## start DATA PROVIDED

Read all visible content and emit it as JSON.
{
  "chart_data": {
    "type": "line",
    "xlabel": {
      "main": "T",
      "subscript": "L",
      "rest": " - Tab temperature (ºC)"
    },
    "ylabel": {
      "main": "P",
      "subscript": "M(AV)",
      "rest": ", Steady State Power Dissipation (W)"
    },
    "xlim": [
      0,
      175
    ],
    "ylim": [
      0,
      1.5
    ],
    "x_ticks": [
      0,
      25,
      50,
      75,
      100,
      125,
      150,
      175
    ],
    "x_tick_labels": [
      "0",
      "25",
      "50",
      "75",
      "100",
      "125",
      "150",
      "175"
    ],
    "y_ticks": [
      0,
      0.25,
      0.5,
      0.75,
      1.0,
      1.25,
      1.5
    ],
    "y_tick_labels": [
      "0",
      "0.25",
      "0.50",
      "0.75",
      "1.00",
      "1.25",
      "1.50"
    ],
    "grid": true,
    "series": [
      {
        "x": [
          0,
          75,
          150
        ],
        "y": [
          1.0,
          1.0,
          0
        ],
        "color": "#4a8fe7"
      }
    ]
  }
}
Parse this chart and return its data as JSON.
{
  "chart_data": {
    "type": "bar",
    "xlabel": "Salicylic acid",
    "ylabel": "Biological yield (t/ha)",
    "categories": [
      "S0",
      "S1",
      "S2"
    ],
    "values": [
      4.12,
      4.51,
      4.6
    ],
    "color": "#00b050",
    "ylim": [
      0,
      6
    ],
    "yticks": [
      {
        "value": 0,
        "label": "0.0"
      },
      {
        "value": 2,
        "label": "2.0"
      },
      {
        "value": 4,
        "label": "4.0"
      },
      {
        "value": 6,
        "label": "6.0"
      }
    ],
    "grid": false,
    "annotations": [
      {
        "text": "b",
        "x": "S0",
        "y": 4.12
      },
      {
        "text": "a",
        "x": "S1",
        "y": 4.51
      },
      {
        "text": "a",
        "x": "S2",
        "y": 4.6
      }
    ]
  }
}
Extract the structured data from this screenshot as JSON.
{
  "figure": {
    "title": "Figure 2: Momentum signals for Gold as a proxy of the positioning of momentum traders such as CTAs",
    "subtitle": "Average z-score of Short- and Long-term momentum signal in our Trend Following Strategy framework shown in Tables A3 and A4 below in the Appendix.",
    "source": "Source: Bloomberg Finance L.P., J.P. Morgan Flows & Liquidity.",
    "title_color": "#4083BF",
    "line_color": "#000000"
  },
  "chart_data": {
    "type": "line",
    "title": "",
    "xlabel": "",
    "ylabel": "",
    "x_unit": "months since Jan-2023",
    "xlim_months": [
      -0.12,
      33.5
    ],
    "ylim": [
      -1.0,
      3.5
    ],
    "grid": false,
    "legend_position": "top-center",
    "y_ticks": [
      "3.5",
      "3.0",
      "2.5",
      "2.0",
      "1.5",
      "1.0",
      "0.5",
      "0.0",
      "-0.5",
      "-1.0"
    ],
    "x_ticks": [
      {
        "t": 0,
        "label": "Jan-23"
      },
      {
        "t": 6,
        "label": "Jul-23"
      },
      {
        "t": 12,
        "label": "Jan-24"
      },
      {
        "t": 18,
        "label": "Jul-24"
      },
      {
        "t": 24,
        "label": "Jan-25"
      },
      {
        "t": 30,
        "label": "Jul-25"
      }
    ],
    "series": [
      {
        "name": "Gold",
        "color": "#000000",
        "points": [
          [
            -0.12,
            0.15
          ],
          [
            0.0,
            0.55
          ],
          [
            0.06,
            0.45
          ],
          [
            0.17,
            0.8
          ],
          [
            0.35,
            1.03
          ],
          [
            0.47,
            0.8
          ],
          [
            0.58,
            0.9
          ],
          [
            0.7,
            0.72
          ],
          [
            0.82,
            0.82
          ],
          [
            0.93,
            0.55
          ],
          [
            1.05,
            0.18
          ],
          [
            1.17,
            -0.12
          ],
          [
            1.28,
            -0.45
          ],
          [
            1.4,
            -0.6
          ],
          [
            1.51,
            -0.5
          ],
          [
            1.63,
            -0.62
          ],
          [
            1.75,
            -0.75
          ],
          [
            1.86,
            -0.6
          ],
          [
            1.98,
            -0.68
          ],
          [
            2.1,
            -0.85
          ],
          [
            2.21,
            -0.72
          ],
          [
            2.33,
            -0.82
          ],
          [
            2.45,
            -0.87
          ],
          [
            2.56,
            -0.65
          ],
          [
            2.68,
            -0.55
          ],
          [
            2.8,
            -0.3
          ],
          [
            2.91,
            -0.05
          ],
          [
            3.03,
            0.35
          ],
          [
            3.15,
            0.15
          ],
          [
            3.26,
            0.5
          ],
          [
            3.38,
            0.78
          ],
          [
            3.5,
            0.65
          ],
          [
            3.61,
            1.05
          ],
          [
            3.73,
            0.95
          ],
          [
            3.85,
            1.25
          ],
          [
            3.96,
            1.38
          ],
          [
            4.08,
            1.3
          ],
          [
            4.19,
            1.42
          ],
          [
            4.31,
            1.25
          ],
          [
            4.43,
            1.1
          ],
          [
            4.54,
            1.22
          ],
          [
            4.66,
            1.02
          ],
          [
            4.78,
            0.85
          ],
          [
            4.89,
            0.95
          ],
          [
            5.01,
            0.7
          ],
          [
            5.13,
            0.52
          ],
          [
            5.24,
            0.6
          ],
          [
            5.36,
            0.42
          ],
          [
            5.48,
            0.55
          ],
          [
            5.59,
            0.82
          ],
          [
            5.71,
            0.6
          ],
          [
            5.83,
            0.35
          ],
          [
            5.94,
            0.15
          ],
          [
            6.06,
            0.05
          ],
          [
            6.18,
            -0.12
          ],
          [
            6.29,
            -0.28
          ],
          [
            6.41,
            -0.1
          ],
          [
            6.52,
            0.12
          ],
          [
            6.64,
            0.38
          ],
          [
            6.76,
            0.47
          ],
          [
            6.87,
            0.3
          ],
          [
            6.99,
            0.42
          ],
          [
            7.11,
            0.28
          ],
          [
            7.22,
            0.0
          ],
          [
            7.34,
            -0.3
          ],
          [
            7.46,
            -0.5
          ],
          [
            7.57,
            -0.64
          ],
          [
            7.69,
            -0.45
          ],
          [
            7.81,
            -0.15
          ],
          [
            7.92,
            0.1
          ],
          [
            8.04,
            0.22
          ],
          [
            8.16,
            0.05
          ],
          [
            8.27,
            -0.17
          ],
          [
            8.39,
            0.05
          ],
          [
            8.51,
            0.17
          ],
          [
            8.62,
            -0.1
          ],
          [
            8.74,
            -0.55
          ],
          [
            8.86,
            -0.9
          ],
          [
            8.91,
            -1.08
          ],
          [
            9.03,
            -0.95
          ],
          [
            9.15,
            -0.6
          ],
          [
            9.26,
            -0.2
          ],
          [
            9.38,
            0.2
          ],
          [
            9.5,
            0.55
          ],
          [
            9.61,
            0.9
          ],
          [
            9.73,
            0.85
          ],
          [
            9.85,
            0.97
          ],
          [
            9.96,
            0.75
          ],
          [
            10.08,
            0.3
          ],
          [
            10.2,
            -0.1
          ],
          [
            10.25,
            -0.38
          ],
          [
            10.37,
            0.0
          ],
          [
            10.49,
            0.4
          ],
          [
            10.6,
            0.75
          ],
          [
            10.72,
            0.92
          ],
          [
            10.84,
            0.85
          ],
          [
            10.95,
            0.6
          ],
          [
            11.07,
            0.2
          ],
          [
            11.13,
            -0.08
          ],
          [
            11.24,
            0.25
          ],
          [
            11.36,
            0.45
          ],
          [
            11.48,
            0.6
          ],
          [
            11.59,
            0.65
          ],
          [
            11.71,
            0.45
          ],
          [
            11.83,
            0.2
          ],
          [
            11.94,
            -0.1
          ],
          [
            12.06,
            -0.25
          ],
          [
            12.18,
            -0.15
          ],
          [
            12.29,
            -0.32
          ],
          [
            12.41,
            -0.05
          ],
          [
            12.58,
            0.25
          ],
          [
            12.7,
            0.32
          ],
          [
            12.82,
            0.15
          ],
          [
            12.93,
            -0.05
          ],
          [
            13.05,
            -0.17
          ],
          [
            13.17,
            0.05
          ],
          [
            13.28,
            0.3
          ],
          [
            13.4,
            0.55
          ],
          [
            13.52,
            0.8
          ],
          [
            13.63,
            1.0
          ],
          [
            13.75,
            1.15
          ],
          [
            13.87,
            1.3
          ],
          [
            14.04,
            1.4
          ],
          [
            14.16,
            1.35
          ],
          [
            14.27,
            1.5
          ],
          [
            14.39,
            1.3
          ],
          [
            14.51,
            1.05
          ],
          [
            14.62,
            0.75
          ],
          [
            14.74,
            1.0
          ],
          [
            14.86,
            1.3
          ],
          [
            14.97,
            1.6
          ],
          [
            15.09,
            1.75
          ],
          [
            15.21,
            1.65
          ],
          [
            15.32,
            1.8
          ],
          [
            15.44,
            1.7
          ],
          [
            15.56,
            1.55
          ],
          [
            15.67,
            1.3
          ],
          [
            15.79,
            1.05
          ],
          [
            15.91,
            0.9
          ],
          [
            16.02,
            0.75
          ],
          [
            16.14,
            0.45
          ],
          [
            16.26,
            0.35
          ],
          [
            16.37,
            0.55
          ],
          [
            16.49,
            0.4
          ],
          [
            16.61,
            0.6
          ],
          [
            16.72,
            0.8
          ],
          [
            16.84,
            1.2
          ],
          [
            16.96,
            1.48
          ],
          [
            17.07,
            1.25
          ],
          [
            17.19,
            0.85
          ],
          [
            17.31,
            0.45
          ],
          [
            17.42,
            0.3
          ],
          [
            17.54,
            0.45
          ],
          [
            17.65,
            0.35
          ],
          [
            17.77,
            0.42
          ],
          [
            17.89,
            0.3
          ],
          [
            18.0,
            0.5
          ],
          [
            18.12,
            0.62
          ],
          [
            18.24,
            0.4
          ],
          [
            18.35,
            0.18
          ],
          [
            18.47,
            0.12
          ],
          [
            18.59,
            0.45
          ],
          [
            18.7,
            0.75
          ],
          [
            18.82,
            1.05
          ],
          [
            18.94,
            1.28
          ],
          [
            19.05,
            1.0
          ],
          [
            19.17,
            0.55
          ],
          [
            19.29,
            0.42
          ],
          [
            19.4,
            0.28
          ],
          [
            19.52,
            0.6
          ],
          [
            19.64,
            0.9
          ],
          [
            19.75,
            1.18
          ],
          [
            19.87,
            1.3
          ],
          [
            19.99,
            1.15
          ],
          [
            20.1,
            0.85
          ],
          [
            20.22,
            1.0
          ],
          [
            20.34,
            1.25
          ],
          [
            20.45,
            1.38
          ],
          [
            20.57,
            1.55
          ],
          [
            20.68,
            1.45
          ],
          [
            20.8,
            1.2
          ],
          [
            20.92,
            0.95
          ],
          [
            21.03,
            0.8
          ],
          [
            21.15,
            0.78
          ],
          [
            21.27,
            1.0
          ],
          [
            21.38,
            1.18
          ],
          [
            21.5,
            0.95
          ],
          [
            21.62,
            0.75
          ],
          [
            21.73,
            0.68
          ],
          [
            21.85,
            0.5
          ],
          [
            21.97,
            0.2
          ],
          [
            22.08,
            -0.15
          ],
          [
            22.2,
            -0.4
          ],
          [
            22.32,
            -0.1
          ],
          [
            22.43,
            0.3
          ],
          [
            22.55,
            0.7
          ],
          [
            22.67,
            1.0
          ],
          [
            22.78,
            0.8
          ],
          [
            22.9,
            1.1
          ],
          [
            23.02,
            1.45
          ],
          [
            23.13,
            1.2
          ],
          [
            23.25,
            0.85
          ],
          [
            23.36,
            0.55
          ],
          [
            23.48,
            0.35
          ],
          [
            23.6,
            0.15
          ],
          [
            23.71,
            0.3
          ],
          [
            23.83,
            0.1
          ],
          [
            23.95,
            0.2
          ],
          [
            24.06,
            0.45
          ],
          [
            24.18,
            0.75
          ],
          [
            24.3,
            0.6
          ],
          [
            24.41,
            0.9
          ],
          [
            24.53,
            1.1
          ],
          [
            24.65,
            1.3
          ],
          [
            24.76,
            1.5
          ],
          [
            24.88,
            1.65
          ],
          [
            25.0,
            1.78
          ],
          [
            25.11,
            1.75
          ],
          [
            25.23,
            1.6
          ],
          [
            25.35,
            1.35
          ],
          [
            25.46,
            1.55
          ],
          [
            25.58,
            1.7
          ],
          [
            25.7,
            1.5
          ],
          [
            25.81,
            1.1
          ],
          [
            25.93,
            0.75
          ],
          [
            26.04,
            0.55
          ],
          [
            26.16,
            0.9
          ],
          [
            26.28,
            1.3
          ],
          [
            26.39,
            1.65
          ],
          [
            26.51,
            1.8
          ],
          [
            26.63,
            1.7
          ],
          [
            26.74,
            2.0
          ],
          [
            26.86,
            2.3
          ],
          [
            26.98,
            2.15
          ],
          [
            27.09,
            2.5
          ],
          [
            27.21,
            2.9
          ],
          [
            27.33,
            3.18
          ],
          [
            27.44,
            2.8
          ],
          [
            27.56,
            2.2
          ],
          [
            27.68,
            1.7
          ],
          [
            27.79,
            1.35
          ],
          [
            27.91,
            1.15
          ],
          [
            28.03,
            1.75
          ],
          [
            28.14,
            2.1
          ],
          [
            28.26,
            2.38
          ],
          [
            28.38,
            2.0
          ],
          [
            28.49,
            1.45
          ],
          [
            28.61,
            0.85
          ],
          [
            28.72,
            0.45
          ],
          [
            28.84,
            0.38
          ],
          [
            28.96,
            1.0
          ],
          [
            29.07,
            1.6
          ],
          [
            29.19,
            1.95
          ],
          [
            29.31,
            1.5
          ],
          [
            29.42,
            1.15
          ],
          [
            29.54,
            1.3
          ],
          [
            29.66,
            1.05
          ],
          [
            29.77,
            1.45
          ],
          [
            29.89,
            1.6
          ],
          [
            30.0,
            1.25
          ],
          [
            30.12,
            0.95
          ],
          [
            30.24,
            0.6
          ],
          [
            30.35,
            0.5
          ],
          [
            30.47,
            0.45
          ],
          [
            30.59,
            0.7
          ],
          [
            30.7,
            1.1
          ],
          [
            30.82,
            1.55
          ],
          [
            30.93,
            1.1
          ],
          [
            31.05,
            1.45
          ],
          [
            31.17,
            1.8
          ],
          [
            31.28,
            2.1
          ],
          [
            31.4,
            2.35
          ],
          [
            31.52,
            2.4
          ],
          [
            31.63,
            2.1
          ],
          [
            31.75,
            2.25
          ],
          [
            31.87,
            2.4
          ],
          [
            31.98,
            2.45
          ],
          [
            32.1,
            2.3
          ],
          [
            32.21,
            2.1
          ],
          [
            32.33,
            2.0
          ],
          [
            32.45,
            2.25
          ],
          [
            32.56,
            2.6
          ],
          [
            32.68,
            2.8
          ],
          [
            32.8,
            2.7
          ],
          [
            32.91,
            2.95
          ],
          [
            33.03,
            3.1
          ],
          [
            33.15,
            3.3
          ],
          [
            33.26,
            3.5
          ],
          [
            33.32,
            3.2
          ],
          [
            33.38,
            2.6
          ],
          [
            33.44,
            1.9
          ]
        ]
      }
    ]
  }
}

## end DATA PROVIDED

EXERCISE AIM: Look through the entries and return every line where "JSON" appears.

ANSWER TO THIS EXERCISE:
Read all visible content and emit it as JSON.
Parse this chart and return its data as JSON.
Extract the structured data from this screenshot as JSON.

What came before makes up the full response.